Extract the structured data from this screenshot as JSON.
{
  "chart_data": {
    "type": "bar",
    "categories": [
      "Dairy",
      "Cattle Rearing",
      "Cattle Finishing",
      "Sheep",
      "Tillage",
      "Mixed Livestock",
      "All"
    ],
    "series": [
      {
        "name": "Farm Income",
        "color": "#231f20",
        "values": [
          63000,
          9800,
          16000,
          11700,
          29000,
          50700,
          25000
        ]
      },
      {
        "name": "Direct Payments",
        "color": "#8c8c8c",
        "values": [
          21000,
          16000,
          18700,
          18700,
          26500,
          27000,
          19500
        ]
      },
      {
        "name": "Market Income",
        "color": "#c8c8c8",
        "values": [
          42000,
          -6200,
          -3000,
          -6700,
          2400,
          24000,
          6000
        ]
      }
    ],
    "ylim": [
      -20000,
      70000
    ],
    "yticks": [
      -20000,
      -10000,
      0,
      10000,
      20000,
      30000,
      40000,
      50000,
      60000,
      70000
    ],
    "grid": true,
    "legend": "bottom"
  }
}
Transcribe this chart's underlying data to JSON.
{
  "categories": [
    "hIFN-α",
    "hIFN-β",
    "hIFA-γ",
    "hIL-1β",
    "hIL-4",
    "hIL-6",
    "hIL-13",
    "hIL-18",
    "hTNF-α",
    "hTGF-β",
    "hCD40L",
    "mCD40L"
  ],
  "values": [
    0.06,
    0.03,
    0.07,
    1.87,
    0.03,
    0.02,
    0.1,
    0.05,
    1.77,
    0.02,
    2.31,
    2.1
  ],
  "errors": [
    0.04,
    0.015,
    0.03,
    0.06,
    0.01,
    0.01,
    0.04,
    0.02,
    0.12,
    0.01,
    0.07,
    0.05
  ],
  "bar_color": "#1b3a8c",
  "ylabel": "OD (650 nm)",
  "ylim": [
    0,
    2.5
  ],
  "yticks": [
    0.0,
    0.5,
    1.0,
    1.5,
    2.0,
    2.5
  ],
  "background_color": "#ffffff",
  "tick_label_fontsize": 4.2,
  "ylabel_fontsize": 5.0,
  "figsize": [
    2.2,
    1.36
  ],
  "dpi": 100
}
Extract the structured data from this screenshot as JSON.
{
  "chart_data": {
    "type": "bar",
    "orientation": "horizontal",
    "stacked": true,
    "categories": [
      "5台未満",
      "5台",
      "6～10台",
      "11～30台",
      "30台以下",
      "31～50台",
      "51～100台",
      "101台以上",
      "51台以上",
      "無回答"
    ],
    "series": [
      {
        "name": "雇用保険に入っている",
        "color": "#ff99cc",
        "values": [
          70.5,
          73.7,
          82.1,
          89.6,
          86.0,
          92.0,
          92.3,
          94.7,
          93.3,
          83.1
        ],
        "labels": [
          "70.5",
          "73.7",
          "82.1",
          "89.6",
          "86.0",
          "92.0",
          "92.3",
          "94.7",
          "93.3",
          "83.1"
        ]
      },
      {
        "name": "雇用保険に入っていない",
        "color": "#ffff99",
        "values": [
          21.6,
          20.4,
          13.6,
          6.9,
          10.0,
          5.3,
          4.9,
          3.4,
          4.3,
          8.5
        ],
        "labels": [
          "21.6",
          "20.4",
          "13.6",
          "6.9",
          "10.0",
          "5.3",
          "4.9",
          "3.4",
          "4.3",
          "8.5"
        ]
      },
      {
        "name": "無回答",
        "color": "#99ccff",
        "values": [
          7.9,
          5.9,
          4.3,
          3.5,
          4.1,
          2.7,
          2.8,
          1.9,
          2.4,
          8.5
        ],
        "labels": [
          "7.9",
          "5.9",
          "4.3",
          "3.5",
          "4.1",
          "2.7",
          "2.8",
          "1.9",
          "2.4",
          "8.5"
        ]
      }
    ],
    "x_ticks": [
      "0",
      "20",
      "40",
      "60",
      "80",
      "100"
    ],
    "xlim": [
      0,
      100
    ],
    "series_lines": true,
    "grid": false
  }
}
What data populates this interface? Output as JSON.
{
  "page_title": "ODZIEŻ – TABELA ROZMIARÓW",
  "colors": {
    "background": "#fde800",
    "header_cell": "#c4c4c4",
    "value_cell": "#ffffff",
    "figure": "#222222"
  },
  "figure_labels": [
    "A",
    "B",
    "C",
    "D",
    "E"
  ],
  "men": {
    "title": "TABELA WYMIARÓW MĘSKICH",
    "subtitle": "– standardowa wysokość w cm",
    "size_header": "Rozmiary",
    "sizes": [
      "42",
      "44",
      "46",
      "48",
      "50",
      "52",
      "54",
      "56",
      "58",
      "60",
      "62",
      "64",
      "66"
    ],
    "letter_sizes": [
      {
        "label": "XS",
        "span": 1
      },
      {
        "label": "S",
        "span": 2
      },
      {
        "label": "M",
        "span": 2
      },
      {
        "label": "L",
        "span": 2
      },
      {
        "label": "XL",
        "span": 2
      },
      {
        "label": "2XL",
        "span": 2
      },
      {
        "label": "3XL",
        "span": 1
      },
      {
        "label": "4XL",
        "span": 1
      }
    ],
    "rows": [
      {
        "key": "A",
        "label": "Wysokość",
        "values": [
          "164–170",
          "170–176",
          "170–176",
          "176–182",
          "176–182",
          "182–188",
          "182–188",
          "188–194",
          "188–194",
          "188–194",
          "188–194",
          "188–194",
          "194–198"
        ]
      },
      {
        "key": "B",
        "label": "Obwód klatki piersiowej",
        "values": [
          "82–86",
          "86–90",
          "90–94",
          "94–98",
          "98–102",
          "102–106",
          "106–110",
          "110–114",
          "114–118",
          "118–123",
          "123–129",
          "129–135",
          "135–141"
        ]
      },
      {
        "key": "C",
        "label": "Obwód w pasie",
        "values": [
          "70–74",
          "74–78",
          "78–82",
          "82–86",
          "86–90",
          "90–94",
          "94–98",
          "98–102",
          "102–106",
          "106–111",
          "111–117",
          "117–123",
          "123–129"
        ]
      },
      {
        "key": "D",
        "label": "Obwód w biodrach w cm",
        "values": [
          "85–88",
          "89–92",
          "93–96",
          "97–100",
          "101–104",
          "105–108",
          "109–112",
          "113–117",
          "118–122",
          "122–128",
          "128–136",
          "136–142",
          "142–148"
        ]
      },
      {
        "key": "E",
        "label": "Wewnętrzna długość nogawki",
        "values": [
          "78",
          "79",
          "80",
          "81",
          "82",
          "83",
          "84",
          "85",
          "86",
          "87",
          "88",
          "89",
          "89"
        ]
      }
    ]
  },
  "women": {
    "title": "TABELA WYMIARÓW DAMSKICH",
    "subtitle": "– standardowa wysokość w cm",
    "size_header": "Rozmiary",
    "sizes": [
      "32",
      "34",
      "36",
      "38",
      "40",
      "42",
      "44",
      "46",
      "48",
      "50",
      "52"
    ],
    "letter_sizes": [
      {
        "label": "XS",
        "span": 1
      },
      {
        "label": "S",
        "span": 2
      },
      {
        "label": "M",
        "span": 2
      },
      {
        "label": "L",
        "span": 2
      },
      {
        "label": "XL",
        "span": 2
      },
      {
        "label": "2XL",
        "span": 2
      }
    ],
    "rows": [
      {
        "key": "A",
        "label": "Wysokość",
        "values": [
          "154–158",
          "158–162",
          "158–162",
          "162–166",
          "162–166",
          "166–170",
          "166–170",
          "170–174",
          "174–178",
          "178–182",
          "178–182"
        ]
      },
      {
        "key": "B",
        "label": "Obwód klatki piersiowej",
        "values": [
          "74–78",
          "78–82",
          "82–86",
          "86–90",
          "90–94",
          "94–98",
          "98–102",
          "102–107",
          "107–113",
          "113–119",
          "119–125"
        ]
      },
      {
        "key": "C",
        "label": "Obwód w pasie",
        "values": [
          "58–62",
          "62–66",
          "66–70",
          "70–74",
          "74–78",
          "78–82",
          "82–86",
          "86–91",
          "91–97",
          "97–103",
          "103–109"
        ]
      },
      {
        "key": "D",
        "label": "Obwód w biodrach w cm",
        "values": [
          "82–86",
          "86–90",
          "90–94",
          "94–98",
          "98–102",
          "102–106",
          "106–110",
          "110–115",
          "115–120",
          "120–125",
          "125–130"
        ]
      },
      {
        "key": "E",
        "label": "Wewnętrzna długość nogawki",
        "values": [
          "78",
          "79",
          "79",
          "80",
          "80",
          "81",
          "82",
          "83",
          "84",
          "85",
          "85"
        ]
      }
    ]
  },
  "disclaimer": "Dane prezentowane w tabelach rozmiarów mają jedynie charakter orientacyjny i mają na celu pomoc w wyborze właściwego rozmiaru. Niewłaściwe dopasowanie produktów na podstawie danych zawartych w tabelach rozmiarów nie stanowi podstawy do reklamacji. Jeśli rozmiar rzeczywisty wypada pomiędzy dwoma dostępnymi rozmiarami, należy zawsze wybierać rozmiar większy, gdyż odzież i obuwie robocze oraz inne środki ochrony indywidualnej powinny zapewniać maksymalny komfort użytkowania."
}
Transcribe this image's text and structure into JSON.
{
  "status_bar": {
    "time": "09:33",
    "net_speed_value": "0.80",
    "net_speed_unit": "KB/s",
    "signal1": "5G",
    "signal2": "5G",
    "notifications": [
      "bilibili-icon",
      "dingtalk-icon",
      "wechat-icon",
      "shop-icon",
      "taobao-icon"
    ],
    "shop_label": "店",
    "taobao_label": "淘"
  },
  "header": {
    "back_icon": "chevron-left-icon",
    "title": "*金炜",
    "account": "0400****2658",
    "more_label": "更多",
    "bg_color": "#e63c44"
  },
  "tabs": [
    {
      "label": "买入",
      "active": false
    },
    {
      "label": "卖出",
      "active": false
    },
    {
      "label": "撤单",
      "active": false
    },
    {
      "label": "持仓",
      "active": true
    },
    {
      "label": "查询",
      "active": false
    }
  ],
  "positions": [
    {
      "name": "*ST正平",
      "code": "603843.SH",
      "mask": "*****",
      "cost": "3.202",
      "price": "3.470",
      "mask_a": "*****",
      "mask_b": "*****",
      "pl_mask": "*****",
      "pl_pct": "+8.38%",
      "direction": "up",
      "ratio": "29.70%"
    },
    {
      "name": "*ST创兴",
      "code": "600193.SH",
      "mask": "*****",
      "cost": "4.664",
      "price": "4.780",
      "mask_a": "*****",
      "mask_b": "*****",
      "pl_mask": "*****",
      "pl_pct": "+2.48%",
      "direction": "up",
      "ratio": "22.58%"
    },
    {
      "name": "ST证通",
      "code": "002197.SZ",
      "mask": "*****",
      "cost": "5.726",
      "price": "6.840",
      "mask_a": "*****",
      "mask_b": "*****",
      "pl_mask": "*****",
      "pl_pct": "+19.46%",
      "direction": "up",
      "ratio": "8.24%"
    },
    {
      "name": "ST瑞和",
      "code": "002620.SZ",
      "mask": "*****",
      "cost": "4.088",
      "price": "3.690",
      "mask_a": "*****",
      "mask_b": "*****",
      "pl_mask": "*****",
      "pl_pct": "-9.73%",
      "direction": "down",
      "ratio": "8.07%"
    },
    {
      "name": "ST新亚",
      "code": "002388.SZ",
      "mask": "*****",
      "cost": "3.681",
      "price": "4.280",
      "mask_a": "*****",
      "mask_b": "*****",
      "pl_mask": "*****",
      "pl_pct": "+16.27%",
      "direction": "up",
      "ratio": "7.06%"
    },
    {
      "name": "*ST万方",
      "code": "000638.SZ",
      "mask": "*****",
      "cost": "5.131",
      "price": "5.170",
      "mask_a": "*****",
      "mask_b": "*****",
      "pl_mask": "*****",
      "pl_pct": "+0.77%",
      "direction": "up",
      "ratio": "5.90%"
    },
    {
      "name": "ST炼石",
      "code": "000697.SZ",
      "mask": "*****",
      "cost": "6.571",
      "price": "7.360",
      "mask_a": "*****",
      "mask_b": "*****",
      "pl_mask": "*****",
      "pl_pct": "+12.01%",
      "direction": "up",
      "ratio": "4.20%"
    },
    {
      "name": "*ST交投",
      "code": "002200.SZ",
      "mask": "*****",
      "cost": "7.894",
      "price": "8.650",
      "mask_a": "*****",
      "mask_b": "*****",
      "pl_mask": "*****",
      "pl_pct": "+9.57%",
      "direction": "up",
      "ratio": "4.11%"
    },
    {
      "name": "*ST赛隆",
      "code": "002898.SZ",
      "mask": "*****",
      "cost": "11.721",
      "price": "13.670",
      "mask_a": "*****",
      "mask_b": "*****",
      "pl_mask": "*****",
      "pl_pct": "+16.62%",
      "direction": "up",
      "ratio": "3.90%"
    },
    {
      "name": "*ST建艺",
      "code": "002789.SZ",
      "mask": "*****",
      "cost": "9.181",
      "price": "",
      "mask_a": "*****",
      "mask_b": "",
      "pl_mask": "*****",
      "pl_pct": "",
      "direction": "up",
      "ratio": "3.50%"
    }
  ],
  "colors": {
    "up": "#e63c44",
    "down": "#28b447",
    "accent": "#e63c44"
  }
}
#####
- **Do this**
Pick out and copy the lines of the material that include the word "icon".

- **The answer**
      "bilibili-icon",
      "dingtalk-icon",
      "wechat-icon",
      "shop-icon",
      "taobao-icon"
    "back_icon": "chevron-left-icon",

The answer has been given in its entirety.